La Antífona del Ofertorio y sus antiguos versículos hacen referencia, igual que el Introito, al tiempo de la última persecución. Las palabras están tomadas de la oración de Ester en el momento de presentarse ante Asuéro para luchar contra Amán, figura del Anticristo. Ester es figura de la Iglesia.


OFERTORIO

Acuérdate de mí, Señor, que dominas sobre todo poder: y pon en mi boca la palabra justa, para que agraden mis palabras al príncipe. V. — Acuérdate que me he presentado ante ti.

V. — Convierte su corazón en odio de nuestros enemigos y de sus cómplices; y líbranos por tu poderosa mano, tú. que eres nuestro Dios para siempre.

V. — Rey de Israel, escúchanos, tú, que guías a José como a una oveja.

—Acuérdate de mí, Señor.


La garantía más segura contra la adversidad es la ausencia del pecado en las almas, pues el pecado despierta la cólera de Dios y pide venganza. Digamos con la Iglesia en la Secreta:


SECRETA

Haz, oh Dios misericordioso, que esta saludable oblación nos libre incesantemente de nuestras culpas, y nos proteja contra toda adversidad. Por Nuestro Señor Jesucristo.

+++++

◆ **Consigna 1**:
Transcriba literalmente el fragmento del texto sobre el Ofertorio y la Secreta que comienza en las palabras "La garantía más" y concluye tras las palabras "Nuestro Señor Jesucristo.".
◆ **Consigna 2**:
Traduzca al inglés la siguiente oración del texto sobre el Ofertorio y la Secreta: "La garantía más segura contra la adversidad es la ausencia del pecado en las almas, pues el pecado despierta la cólera de Dios y pide venganza."
◆ **Consigna 3**:
Resuma en dos oraciones el texto sobre el Ofertorio y la Secreta.

+++++

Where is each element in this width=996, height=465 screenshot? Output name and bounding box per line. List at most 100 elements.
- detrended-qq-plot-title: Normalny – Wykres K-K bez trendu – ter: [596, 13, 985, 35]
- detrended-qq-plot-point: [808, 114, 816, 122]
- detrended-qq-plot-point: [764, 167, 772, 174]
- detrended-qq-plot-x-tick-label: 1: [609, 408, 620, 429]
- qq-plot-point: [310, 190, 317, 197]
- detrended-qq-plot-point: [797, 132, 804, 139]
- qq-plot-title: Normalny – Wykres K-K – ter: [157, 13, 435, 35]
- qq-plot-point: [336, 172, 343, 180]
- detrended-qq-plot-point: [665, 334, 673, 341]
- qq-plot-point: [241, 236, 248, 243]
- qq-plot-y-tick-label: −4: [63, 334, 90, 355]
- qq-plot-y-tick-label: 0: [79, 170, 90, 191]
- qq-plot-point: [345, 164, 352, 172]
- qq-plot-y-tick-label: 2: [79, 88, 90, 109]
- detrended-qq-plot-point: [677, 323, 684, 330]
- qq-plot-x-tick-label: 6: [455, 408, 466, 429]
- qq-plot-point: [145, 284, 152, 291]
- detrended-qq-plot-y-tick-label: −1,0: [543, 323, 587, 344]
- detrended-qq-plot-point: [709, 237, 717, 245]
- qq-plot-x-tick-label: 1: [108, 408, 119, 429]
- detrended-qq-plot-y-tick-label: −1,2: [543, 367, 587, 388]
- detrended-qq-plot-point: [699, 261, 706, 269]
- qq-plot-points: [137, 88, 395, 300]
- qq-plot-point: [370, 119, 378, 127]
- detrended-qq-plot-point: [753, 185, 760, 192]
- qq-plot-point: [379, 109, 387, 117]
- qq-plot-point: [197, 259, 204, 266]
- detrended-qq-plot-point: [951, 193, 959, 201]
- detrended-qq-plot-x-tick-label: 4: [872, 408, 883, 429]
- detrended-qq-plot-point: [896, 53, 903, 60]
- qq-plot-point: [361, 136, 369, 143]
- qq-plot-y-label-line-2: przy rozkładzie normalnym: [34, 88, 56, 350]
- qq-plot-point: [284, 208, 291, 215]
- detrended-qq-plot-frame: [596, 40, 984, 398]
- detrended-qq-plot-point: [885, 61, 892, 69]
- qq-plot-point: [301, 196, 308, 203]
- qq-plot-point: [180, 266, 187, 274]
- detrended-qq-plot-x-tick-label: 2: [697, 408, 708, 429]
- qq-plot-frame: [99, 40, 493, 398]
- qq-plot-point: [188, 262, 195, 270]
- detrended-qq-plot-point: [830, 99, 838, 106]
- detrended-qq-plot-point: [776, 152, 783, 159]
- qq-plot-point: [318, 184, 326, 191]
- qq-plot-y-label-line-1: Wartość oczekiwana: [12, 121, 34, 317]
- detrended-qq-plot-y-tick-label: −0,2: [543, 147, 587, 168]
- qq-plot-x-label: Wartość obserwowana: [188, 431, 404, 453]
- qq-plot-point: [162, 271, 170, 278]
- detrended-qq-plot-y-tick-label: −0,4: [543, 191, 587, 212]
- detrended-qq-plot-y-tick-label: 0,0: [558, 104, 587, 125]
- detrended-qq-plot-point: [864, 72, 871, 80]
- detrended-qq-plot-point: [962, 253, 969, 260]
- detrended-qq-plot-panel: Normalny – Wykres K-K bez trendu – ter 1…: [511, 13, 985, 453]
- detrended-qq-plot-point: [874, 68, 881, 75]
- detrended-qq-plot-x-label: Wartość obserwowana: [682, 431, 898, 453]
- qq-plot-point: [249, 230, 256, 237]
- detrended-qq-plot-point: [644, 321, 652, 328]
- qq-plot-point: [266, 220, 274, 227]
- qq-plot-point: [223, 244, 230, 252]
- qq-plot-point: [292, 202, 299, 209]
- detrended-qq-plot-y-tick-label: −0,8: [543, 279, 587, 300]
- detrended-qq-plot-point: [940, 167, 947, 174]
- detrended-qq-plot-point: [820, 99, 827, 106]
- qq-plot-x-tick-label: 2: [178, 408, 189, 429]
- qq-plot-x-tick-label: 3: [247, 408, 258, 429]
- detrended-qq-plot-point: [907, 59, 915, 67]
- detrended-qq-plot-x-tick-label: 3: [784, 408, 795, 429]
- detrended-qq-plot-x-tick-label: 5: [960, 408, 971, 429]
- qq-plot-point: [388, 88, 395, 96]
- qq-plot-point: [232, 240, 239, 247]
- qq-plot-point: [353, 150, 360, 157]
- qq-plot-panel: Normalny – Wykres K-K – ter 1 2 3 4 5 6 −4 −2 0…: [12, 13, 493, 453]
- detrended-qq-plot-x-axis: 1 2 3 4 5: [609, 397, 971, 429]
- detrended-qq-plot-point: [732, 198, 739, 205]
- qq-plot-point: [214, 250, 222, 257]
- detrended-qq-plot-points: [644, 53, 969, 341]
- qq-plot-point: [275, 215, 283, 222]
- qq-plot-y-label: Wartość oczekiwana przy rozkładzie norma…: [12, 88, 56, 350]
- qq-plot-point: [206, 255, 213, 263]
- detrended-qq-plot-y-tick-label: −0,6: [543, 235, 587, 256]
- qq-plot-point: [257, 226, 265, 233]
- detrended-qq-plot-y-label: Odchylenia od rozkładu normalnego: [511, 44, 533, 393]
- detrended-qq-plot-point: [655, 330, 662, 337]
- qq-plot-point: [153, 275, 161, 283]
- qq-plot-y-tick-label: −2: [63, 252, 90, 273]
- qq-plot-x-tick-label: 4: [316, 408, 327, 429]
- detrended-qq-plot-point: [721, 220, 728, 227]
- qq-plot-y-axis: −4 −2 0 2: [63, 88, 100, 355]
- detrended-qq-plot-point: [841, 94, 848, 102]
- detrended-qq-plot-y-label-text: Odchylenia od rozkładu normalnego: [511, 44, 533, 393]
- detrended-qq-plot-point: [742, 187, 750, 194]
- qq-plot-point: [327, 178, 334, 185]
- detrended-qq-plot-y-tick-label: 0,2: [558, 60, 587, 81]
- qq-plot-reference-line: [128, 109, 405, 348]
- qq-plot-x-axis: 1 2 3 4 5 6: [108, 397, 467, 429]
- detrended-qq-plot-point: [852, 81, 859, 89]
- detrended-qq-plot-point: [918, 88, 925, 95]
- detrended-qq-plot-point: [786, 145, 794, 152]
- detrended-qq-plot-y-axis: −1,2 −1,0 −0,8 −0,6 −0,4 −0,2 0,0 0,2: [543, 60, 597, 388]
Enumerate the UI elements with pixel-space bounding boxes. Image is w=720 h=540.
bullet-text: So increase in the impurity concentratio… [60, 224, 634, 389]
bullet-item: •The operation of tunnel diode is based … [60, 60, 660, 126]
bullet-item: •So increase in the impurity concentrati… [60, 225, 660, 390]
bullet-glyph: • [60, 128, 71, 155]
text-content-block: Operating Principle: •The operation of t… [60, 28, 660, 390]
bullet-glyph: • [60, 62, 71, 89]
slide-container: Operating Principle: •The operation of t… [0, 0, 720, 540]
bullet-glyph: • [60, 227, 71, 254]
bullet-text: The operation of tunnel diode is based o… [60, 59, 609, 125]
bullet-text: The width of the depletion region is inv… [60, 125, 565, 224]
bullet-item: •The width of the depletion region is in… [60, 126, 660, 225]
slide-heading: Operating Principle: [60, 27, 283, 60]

+++++

◆ **Solución 1**:
La garantía más segura contra la adversidad es la ausencia del pecado en las almas, pues el pecado despierta la cólera de Dios y pide venganza. Digamos con la Iglesia en la Secreta:


SECRETA

Haz, oh Dios misericordioso, que esta saludable oblación nos libre incesantemente de nuestras culpas, y nos proteja contra toda adversidad. Por Nuestro Señor Jesucristo.

◆ **Solución 2**:
The surest safeguard against adversity is the absence of sin in souls, for sin arouses the wrath of God and calls for vengeance.

◆ **Solución 3**:
La Antífona del Ofertorio y sus antiguos versículos aluden, como el Introito, al tiempo de la última persecución, con palabras tomadas de la oración de Ester al presentarse ante Asuéro para luchar contra Amán, figura del Anticristo, mientras que Ester es figura de la Iglesia. Puesto que la ausencia del pecado es la garantía más segura contra la adversidad, la Secreta pide a Dios que la oblación libre incesantemente de las culpas y proteja contra toda adversidad.